[Excerpted data start]

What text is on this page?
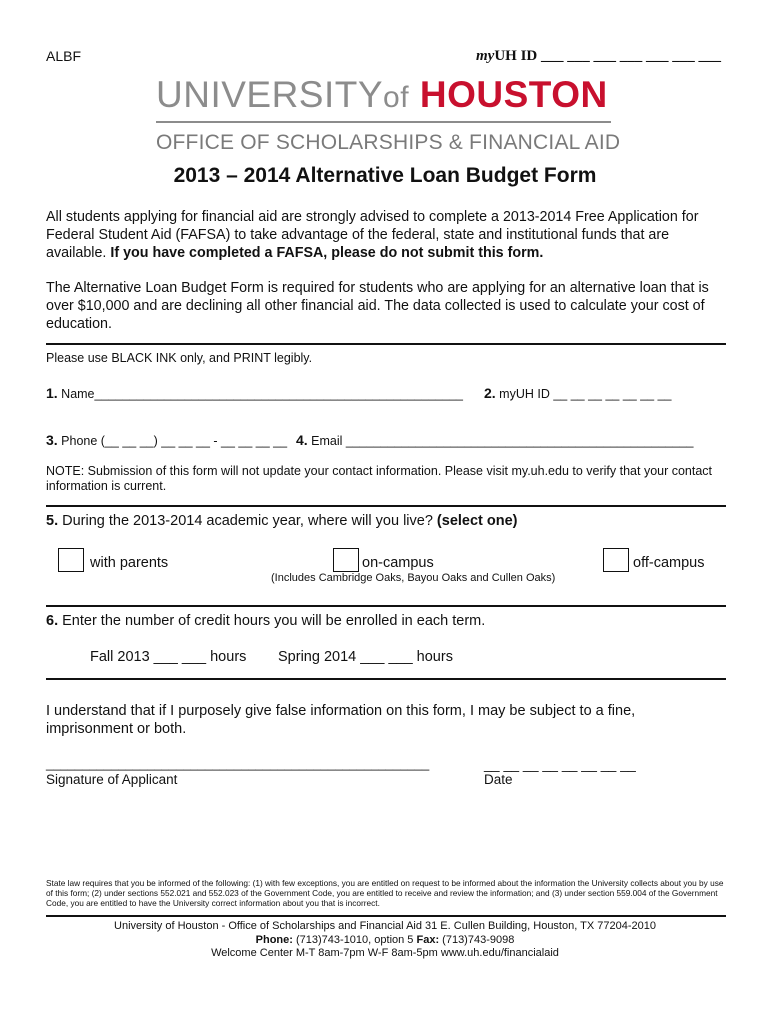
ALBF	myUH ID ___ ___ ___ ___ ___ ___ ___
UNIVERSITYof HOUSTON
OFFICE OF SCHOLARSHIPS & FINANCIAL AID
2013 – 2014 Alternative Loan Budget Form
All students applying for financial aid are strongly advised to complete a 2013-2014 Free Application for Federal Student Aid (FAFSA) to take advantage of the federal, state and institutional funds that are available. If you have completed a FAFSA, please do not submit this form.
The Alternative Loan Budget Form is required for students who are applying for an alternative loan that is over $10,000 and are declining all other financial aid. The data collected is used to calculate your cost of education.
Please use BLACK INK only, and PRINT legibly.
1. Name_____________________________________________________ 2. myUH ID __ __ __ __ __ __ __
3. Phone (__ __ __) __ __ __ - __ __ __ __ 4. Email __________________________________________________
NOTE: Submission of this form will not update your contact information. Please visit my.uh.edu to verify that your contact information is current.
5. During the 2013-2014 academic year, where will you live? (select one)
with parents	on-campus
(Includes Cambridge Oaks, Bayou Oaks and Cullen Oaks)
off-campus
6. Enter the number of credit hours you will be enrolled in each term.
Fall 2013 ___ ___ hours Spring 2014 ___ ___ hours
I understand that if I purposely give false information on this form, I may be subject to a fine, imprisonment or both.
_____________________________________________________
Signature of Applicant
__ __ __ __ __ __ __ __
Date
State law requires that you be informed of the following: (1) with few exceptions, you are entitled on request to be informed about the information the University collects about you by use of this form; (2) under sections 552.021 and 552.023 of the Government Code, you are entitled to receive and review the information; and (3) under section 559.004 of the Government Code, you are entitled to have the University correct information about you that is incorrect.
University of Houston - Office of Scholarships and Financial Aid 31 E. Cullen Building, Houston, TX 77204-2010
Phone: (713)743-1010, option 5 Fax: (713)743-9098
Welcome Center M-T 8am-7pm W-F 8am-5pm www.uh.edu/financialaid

[Excerpted data end]

• [Written problem]:
Go through the records. Copy each line where "applying" appears.

• [Solution to this problem]:
All students applying for financial aid are strongly advised to complete a 2013-2014 Free Application for Federal Student Aid (FAFSA) to take advantage of the federal, state and institutional funds that are available. If you have completed a FAFSA, please do not submit this form.
The Alternative Loan Budget Form is required for students who are applying for an alternative loan that is over $10,000 and are declining all other financial aid. The data collected is used to calculate your cost of education.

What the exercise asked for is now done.